Raw records:
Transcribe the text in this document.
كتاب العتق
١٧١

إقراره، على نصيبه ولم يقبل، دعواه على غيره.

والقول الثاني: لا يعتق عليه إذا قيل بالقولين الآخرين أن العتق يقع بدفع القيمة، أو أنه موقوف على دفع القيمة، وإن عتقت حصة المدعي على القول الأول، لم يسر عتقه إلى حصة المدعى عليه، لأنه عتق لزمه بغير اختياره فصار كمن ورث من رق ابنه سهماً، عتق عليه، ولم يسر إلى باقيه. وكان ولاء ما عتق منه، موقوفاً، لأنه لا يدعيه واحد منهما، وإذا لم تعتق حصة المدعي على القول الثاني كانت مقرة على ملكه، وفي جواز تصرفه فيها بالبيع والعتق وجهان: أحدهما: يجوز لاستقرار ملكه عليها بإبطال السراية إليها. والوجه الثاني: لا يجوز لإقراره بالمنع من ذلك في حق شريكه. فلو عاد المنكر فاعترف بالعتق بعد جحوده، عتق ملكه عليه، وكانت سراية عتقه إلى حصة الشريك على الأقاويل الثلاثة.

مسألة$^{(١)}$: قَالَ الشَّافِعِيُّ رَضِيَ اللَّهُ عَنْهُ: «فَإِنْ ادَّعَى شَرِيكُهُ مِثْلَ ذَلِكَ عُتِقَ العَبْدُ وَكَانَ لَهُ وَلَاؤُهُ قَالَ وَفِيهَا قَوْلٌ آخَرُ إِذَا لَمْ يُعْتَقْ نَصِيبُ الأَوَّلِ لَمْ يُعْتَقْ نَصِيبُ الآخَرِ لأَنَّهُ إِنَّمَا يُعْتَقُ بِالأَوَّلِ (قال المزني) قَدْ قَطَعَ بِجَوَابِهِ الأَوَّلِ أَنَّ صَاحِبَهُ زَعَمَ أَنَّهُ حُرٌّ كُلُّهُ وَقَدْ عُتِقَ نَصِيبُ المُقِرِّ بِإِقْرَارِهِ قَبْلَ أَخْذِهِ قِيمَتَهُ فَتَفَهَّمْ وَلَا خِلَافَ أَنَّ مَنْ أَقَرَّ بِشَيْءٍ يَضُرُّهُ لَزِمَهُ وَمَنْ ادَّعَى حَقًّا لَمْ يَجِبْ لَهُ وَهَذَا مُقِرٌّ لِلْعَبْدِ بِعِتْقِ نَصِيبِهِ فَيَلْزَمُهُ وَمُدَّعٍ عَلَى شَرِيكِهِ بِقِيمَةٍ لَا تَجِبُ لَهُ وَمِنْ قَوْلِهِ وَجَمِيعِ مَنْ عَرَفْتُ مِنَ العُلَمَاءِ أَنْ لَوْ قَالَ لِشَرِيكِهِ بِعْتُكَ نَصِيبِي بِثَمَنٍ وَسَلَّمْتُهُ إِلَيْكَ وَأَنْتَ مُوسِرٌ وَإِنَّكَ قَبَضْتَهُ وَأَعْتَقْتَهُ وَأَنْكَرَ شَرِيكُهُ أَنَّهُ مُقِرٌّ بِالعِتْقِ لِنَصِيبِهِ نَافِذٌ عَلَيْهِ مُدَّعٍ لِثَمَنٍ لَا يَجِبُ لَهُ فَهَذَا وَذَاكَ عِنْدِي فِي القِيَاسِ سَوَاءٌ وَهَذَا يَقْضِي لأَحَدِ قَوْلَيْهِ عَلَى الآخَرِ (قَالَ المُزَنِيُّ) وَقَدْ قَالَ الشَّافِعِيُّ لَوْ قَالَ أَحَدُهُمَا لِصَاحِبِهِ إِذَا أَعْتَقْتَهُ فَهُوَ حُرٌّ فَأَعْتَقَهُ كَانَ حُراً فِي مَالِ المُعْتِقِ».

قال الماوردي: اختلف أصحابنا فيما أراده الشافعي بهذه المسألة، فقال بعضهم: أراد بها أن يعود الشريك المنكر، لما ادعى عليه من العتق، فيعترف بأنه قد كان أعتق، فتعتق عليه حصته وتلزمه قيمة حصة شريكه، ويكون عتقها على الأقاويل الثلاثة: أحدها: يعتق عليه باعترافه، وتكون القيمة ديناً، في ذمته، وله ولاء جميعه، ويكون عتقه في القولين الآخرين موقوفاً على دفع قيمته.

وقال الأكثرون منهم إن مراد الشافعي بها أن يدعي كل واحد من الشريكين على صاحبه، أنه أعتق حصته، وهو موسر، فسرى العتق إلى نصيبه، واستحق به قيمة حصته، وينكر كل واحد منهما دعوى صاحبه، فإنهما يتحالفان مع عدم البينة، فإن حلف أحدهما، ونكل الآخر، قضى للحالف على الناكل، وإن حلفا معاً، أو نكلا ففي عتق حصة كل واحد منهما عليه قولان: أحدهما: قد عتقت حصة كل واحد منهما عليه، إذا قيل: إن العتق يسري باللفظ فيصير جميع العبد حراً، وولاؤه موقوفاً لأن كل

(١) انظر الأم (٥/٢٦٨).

» **Your objective**
Reproduce all of the material above word for word.

» **Reply**
Transcribe the text in this document.
كتاب العتق
١٧١

إقراره، على نصيبه ولم يقبل، دعواه على غيره.

والقول الثاني: لا يعتق عليه إذا قيل بالقولين الآخرين أن العتق يقع بدفع القيمة، أو أنه موقوف على دفع القيمة، وإن عتقت حصة المدعي على القول الأول، لم يسر عتقه إلى حصة المدعى عليه، لأنه عتق لزمه بغير اختياره فصار كمن ورث من رق ابنه سهماً، عتق عليه، ولم يسر إلى باقيه. وكان ولاء ما عتق منه، موقوفاً، لأنه لا يدعيه واحد منهما، وإذا لم تعتق حصة المدعي على القول الثاني كانت مقرة على ملكه، وفي جواز تصرفه فيها بالبيع والعتق وجهان: أحدهما: يجوز لاستقرار ملكه عليها بإبطال السراية إليها. والوجه الثاني: لا يجوز لإقراره بالمنع من ذلك في حق شريكه. فلو عاد المنكر فاعترف بالعتق بعد جحوده، عتق ملكه عليه، وكانت سراية عتقه إلى حصة الشريك على الأقاويل الثلاثة.

مسألة$^{(١)}$: قَالَ الشَّافِعِيُّ رَضِيَ اللَّهُ عَنْهُ: «فَإِنْ ادَّعَى شَرِيكُهُ مِثْلَ ذَلِكَ عُتِقَ العَبْدُ وَكَانَ لَهُ وَلَاؤُهُ قَالَ وَفِيهَا قَوْلٌ آخَرُ إِذَا لَمْ يُعْتَقْ نَصِيبُ الأَوَّلِ لَمْ يُعْتَقْ نَصِيبُ الآخَرِ لأَنَّهُ إِنَّمَا يُعْتَقُ بِالأَوَّلِ (قال المزني) قَدْ قَطَعَ بِجَوَابِهِ الأَوَّلِ أَنَّ صَاحِبَهُ زَعَمَ أَنَّهُ حُرٌّ كُلُّهُ وَقَدْ عُتِقَ نَصِيبُ المُقِرِّ بِإِقْرَارِهِ قَبْلَ أَخْذِهِ قِيمَتَهُ فَتَفَهَّمْ وَلَا خِلَافَ أَنَّ مَنْ أَقَرَّ بِشَيْءٍ يَضُرُّهُ لَزِمَهُ وَمَنْ ادَّعَى حَقًّا لَمْ يَجِبْ لَهُ وَهَذَا مُقِرٌّ لِلْعَبْدِ بِعِتْقِ نَصِيبِهِ فَيَلْزَمُهُ وَمُدَّعٍ عَلَى شَرِيكِهِ بِقِيمَةٍ لَا تَجِبُ لَهُ وَمِنْ قَوْلِهِ وَجَمِيعِ مَنْ عَرَفْتُ مِنَ العُلَمَاءِ أَنْ لَوْ قَالَ لِشَرِيكِهِ بِعْتُكَ نَصِيبِي بِثَمَنٍ وَسَلَّمْتُهُ إِلَيْكَ وَأَنْتَ مُوسِرٌ وَإِنَّكَ قَبَضْتَهُ وَأَعْتَقْتَهُ وَأَنْكَرَ شَرِيكُهُ أَنَّهُ مُقِرٌّ بِالعِتْقِ لِنَصِيبِهِ نَافِذٌ عَلَيْهِ مُدَّعٍ لِثَمَنٍ لَا يَجِبُ لَهُ فَهَذَا وَذَاكَ عِنْدِي فِي القِيَاسِ سَوَاءٌ وَهَذَا يَقْضِي لأَحَدِ قَوْلَيْهِ عَلَى الآخَرِ (قَالَ المُزَنِيُّ) وَقَدْ قَالَ الشَّافِعِيُّ لَوْ قَالَ أَحَدُهُمَا لِصَاحِبِهِ إِذَا أَعْتَقْتَهُ فَهُوَ حُرٌّ فَأَعْتَقَهُ كَانَ حُراً فِي مَالِ المُعْتِقِ».

قال الماوردي: اختلف أصحابنا فيما أراده الشافعي بهذه المسألة، فقال بعضهم: أراد بها أن يعود الشريك المنكر، لما ادعى عليه من العتق، فيعترف بأنه قد كان أعتق، فتعتق عليه حصته وتلزمه قيمة حصة شريكه، ويكون عتقها على الأقاويل الثلاثة: أحدها: يعتق عليه باعترافه، وتكون القيمة ديناً، في ذمته، وله ولاء جميعه، ويكون عتقه في القولين الآخرين موقوفاً على دفع قيمته.

وقال الأكثرون منهم إن مراد الشافعي بها أن يدعي كل واحد من الشريكين على صاحبه، أنه أعتق حصته، وهو موسر، فسرى العتق إلى نصيبه، واستحق به قيمة حصته، وينكر كل واحد منهما دعوى صاحبه، فإنهما يتحالفان مع عدم البينة، فإن حلف أحدهما، ونكل الآخر، قضى للحالف على الناكل، وإن حلفا معاً، أو نكلا ففي عتق حصة كل واحد منهما عليه قولان: أحدهما: قد عتقت حصة كل واحد منهما عليه، إذا قيل: إن العتق يسري باللفظ فيصير جميع العبد حراً، وولاؤه موقوفاً لأن كل

(١) انظر الأم (٥/٢٦٨).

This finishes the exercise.